(Annotated region listings)
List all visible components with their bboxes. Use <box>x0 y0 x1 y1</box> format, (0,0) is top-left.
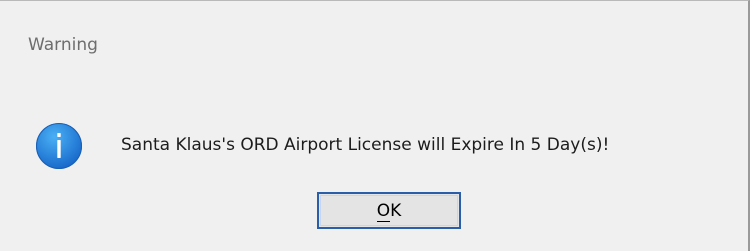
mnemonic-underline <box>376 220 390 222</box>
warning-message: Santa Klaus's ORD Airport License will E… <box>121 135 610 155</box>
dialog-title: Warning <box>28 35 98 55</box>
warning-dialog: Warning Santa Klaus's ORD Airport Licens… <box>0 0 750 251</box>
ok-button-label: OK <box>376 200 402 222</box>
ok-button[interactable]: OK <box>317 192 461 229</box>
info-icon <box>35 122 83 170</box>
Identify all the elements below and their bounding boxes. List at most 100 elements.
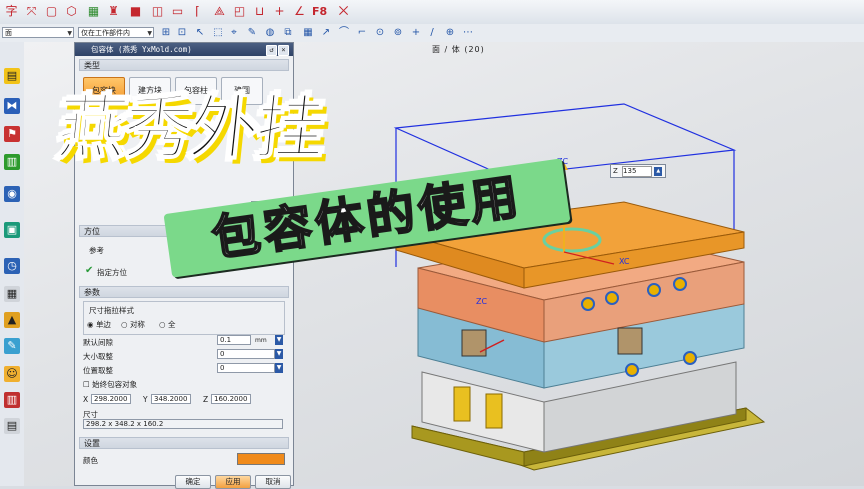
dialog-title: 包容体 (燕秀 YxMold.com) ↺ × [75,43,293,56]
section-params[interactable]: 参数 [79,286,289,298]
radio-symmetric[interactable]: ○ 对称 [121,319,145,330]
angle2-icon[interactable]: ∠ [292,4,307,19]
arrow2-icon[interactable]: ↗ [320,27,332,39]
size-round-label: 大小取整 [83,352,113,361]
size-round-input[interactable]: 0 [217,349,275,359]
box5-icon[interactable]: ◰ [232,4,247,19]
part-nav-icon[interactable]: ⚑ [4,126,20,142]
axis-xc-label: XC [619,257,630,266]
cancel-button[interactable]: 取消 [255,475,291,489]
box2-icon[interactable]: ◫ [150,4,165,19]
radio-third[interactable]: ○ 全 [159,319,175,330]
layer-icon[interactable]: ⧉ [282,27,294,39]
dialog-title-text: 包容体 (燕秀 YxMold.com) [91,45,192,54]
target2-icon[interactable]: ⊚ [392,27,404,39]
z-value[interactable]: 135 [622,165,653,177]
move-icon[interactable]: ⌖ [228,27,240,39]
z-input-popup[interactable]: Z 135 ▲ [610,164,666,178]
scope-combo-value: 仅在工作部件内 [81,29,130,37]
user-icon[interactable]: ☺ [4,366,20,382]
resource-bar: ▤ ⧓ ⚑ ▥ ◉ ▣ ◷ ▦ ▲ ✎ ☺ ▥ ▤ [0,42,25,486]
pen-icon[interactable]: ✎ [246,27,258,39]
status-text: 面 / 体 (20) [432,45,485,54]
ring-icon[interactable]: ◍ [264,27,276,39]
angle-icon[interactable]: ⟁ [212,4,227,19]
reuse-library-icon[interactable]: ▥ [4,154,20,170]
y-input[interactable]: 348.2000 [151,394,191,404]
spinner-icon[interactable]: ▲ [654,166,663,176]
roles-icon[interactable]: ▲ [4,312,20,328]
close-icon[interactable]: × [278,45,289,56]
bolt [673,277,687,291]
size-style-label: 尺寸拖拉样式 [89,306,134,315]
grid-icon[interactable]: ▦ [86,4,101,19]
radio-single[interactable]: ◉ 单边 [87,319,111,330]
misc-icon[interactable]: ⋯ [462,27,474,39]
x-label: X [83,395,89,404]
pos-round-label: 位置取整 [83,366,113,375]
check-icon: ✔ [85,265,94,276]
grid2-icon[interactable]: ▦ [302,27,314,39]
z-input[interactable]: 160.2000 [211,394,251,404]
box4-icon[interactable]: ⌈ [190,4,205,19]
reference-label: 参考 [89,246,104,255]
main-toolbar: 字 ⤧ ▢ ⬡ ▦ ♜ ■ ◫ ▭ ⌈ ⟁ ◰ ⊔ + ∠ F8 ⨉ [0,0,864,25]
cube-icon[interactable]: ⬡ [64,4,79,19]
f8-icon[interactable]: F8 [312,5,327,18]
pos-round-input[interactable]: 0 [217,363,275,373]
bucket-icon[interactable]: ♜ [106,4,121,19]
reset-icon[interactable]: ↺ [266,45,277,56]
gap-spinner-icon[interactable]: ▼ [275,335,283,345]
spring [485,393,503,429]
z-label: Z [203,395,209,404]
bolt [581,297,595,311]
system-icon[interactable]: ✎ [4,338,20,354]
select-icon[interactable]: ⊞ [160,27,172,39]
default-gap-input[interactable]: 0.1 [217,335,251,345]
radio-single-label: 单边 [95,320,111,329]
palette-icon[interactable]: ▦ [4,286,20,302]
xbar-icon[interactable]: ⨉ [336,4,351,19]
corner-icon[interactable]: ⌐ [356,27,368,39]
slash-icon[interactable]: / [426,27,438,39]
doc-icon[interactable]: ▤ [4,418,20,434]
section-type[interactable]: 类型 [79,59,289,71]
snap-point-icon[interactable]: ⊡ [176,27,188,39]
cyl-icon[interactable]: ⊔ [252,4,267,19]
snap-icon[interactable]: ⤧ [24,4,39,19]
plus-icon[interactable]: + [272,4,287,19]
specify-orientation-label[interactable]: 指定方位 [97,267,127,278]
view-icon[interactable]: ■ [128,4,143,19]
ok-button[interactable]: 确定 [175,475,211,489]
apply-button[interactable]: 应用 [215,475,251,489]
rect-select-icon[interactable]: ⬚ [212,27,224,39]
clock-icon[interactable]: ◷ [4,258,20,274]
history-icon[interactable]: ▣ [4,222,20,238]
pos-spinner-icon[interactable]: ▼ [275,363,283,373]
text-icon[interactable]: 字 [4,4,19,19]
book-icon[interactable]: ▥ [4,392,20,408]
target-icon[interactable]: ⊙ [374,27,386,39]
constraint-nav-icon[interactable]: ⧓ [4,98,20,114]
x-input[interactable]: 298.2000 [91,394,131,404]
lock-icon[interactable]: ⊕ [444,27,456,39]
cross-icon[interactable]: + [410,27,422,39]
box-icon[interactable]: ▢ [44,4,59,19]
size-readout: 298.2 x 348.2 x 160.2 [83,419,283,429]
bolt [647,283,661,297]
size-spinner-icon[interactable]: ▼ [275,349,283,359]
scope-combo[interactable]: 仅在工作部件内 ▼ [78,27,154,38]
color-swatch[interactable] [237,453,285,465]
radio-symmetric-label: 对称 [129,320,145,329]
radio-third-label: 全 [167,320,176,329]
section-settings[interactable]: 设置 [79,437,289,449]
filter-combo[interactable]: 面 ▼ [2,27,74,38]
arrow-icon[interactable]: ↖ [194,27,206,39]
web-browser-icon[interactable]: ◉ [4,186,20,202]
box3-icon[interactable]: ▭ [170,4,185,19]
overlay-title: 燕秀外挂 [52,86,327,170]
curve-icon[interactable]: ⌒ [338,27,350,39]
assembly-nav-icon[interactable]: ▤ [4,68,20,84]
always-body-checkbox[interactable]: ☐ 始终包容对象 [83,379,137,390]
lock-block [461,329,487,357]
==
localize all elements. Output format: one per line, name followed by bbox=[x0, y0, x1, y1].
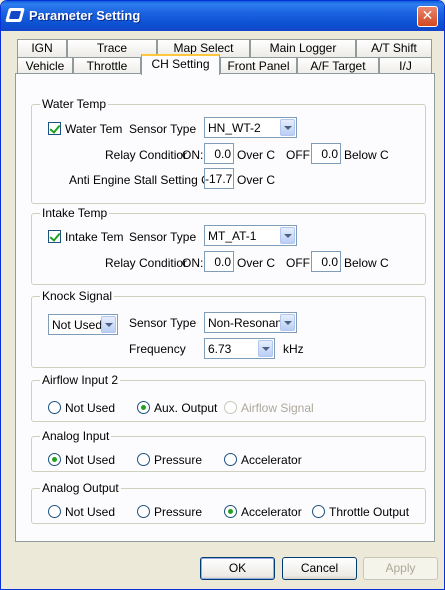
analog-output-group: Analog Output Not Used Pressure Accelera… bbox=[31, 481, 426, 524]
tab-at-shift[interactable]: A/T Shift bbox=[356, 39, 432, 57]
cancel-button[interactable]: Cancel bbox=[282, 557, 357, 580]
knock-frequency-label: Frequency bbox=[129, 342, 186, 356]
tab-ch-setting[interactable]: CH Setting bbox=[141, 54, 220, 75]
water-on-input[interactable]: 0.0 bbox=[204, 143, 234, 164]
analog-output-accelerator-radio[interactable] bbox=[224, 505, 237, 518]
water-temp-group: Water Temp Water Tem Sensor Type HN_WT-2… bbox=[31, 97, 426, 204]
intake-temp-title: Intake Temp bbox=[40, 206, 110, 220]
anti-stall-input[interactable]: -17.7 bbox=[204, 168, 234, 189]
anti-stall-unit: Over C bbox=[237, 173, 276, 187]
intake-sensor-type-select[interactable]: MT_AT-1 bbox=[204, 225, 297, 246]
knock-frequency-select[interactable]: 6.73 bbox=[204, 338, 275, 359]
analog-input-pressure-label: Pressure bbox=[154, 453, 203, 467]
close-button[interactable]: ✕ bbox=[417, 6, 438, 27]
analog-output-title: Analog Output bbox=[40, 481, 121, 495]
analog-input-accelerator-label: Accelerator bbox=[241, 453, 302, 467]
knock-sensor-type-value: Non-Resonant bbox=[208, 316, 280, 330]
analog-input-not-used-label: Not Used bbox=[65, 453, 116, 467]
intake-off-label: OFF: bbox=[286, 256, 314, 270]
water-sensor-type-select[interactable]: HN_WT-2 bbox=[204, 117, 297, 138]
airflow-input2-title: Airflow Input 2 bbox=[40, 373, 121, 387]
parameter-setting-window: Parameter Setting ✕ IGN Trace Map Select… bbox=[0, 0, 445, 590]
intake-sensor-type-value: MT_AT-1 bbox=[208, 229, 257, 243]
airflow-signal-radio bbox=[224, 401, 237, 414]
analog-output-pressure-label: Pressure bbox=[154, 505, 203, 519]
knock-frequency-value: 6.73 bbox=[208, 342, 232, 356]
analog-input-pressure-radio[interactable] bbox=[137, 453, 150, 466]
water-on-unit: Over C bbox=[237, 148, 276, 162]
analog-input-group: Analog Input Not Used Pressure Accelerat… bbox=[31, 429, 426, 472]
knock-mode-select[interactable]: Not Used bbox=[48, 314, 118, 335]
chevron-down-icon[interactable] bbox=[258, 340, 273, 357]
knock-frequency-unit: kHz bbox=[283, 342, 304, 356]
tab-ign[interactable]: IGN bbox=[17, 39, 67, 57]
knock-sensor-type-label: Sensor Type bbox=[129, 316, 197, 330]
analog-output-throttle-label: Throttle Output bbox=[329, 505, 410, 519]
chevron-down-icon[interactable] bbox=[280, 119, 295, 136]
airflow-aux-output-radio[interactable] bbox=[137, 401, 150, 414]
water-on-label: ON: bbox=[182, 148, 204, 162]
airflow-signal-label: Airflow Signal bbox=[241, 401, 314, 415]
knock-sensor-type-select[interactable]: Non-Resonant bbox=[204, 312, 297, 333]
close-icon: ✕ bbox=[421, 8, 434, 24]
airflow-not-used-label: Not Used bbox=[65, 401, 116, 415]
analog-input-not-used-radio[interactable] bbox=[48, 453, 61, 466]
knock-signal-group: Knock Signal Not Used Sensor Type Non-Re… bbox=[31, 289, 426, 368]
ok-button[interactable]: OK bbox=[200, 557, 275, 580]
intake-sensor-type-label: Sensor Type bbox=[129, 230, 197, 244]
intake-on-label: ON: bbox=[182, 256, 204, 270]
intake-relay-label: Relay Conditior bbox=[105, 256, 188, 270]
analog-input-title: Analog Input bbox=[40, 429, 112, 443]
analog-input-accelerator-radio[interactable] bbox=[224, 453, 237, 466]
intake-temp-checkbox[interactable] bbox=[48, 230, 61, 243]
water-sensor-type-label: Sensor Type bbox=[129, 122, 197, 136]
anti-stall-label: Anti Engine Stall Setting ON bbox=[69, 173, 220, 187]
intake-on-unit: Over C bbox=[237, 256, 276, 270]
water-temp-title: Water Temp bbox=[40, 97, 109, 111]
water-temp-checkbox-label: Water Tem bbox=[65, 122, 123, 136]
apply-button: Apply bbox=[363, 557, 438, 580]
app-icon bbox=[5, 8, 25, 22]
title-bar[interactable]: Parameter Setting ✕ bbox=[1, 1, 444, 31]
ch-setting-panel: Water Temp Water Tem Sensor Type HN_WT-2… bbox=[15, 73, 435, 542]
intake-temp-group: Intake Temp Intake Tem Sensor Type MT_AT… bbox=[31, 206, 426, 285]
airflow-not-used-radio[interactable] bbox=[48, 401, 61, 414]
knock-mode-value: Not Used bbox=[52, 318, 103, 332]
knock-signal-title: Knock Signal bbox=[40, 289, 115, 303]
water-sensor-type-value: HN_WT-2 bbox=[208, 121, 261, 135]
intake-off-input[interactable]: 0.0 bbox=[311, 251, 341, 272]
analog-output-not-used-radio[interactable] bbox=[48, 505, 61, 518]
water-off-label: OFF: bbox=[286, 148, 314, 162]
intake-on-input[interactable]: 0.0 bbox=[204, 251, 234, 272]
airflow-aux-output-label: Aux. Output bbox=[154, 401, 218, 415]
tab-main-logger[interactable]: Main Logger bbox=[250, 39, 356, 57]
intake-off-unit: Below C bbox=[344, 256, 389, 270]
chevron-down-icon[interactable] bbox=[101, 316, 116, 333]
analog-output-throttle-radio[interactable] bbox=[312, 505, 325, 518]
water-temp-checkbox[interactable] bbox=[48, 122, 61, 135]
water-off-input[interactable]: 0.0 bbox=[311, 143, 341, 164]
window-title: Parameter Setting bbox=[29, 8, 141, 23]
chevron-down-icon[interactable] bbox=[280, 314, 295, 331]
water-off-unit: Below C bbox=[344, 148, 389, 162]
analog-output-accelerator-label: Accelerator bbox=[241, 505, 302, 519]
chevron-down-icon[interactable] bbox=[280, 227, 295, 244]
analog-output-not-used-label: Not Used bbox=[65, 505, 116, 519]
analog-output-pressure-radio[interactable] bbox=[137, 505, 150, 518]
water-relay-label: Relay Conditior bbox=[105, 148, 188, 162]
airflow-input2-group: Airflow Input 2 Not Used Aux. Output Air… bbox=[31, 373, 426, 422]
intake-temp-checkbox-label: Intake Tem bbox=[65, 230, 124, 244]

# STATED GOAL
Extract the rows between the line containing "List all visible" and the line containing "Identify all the", inclusive, reproducing each one without changes. Leave out the pictures.

# REPLY
List all visible components with their bboxes. Use <box>x0 y0 x1 y1</box> format, (0,0) is top-left.
mnemonic-underline <box>376 220 390 222</box>
warning-message: Santa Klaus's ORD Airport License will E… <box>121 135 610 155</box>
dialog-title: Warning <box>28 35 98 55</box>
warning-dialog: Warning Santa Klaus's ORD Airport Licens… <box>0 0 750 251</box>
ok-button-label: OK <box>376 200 402 222</box>
ok-button[interactable]: OK <box>317 192 461 229</box>
info-icon <box>35 122 83 170</box>
Identify all the elements below and their bounding boxes. List at most 100 elements.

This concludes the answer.